> **Aim of the exercise**: Read through the records below and copy each line that uses the word "within".

> **Data for this task**:
▶

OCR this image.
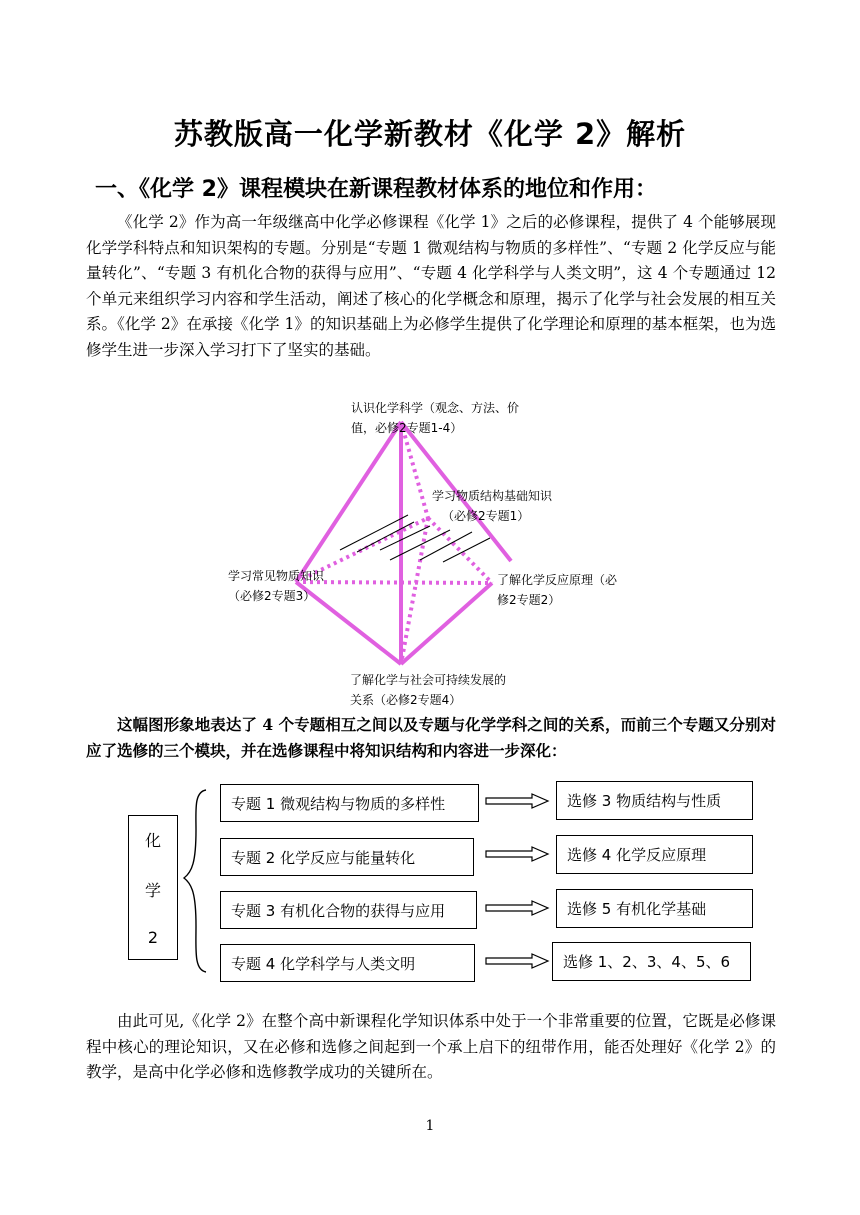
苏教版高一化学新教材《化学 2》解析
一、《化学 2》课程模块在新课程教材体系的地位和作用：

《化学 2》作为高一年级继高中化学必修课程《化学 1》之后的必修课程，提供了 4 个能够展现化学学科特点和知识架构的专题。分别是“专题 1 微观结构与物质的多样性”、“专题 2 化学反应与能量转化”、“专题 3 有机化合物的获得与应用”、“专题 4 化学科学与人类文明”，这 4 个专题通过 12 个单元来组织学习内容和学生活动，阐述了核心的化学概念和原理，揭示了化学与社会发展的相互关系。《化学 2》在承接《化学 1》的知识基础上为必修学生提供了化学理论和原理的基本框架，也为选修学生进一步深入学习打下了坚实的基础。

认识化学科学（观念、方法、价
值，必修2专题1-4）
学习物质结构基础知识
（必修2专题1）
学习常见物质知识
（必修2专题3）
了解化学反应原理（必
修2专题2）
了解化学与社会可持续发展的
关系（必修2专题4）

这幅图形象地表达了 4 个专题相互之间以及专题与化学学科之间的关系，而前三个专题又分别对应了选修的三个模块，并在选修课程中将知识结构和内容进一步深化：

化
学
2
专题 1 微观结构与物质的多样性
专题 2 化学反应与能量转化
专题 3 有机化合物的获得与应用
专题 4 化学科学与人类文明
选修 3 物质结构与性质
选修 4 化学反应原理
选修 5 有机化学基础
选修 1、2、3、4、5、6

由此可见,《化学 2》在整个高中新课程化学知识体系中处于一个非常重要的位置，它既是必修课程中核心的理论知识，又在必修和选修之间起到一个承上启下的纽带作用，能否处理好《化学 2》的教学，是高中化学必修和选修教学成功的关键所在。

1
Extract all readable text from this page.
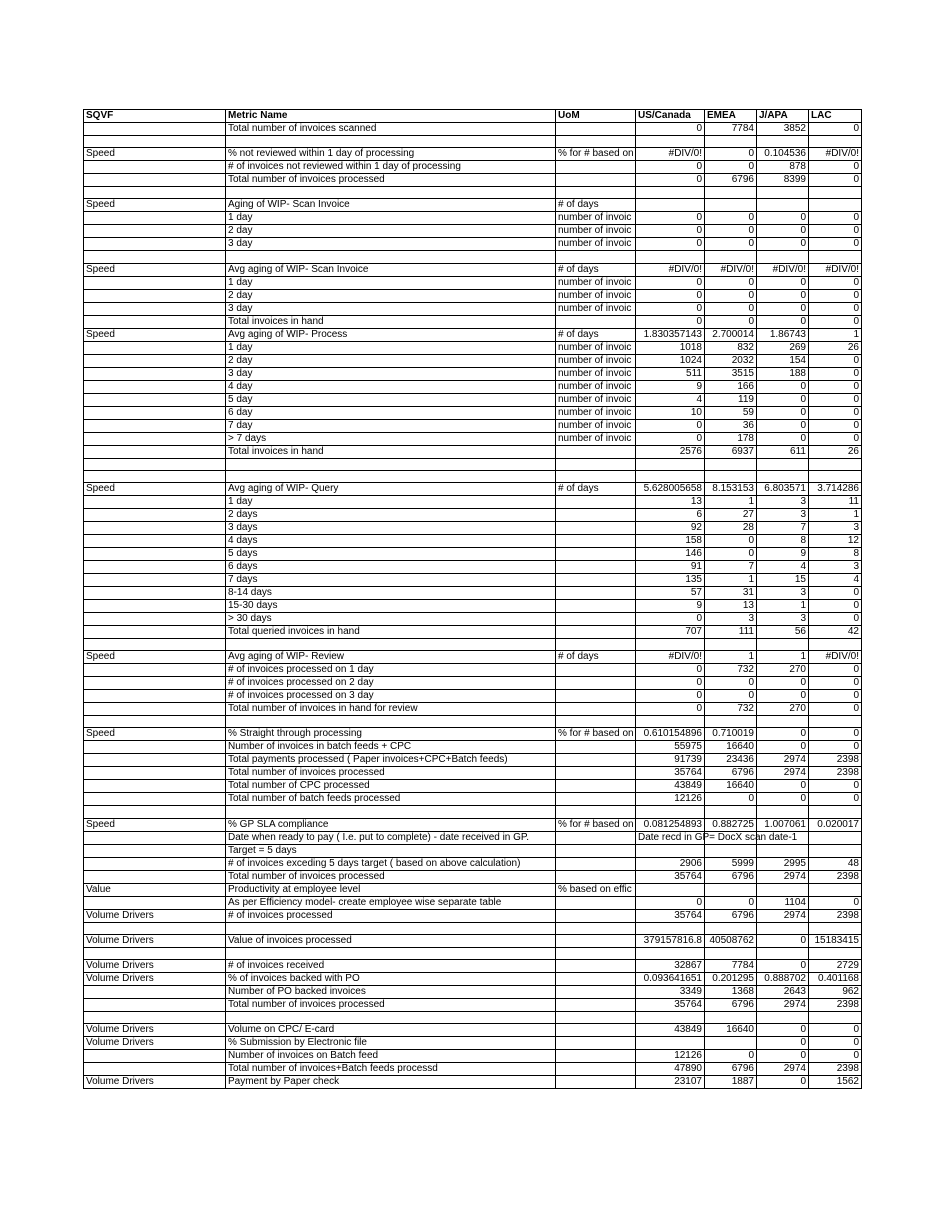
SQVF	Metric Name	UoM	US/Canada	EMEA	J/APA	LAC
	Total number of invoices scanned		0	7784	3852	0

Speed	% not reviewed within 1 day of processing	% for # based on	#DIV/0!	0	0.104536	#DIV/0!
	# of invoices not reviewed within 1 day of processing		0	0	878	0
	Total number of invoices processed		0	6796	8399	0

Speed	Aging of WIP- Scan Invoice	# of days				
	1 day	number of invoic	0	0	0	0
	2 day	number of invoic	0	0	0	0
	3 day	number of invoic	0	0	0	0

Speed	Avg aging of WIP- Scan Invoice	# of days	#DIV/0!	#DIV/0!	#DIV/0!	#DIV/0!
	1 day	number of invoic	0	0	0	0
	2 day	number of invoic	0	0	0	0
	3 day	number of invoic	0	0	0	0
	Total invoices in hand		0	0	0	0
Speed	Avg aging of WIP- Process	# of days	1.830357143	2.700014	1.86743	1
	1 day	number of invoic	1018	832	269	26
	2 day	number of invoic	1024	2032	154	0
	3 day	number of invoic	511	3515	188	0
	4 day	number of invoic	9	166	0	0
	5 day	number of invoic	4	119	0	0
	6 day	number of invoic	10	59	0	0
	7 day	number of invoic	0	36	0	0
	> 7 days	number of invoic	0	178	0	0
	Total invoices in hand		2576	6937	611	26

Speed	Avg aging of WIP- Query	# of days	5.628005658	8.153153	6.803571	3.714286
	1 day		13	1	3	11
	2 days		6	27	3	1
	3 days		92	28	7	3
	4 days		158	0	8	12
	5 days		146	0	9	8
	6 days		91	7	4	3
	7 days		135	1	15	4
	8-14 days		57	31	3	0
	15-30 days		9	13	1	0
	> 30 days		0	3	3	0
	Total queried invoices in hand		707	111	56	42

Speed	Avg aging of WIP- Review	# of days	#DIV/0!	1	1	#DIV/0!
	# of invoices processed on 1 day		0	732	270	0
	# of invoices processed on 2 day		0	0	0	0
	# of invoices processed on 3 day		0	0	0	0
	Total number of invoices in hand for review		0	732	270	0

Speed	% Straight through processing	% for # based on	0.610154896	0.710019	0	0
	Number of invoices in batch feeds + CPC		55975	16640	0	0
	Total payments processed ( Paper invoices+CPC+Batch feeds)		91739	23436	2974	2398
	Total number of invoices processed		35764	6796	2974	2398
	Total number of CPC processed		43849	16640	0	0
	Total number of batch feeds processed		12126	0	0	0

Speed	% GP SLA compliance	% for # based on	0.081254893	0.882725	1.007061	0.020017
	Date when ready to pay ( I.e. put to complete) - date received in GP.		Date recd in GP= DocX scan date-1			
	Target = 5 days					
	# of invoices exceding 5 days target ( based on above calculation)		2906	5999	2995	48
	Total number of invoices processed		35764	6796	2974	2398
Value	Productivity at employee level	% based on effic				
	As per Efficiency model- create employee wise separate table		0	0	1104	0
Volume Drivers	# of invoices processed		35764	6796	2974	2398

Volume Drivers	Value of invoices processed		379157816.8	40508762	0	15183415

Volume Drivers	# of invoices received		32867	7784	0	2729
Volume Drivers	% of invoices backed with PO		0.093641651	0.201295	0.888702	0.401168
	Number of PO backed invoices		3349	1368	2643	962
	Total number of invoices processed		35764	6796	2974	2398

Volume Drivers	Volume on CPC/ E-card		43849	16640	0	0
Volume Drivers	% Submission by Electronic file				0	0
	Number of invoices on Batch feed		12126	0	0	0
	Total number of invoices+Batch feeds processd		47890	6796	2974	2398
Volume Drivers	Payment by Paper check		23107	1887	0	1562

◀
▶

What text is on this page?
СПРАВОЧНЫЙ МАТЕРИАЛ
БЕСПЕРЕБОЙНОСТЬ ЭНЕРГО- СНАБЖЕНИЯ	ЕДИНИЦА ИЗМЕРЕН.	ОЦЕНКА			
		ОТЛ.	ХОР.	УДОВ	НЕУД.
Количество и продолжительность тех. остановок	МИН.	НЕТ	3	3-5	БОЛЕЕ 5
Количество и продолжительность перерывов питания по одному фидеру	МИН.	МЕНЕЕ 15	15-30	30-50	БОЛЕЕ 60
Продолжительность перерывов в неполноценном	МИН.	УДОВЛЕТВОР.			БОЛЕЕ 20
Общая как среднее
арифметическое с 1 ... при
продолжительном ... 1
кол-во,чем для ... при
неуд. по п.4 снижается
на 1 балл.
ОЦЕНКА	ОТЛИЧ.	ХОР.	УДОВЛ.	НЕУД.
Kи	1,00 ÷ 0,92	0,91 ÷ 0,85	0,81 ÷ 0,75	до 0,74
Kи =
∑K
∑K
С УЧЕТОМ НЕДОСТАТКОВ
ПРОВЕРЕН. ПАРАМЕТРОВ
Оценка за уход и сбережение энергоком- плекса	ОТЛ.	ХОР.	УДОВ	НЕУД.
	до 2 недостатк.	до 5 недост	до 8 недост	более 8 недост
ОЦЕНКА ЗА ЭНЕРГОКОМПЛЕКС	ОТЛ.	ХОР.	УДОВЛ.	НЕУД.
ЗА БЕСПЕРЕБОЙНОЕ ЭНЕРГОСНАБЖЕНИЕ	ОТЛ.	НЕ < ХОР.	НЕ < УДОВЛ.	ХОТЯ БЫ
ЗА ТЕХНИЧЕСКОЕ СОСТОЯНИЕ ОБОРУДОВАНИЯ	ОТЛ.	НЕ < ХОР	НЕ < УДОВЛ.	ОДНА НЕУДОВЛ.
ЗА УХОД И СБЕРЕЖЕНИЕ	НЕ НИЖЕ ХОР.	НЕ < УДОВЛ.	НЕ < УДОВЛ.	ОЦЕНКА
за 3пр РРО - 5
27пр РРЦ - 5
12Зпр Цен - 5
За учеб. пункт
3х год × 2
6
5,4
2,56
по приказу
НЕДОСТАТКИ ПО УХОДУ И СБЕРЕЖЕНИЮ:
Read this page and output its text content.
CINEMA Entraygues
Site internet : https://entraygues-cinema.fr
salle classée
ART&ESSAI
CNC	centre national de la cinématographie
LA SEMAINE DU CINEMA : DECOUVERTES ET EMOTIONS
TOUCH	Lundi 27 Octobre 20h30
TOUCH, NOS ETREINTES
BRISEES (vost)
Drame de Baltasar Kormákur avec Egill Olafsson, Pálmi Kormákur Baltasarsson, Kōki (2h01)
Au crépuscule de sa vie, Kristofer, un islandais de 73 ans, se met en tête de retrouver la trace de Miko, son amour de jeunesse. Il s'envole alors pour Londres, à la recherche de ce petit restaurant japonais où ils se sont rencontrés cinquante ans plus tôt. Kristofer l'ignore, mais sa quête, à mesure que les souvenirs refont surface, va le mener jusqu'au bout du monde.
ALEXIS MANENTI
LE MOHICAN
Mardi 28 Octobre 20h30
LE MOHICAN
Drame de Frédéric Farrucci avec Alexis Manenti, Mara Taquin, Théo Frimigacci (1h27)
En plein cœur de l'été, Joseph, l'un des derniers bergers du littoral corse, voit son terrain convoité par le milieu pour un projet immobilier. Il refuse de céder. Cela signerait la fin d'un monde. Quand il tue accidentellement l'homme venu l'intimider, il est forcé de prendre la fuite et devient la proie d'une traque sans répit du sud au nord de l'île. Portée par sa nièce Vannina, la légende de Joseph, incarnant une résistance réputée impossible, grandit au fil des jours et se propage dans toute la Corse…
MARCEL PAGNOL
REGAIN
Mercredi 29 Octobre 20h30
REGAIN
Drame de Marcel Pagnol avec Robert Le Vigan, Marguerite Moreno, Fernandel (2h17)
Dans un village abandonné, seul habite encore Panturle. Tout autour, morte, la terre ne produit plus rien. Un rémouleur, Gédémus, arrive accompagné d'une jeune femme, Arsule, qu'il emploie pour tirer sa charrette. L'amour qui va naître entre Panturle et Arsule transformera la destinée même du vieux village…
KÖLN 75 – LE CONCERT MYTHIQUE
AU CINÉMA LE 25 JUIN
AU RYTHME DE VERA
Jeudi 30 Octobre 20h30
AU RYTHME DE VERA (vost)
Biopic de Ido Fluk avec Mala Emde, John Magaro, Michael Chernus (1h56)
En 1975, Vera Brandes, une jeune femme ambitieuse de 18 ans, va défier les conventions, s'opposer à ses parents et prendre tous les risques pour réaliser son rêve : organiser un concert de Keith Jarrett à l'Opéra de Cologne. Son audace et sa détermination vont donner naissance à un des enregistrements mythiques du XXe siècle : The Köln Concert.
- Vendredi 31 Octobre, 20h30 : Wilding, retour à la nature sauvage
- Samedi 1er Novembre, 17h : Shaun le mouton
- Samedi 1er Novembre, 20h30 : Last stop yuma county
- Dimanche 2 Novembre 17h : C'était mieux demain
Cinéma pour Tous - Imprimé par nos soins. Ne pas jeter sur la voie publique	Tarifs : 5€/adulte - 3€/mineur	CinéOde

◀

> **Written solution**:
Speed	% not reviewed within 1 day of processing	% for # based on	#DIV/0!	0	0.104536	#DIV/0!
	# of invoices not reviewed within 1 day of processing		0	0	878	0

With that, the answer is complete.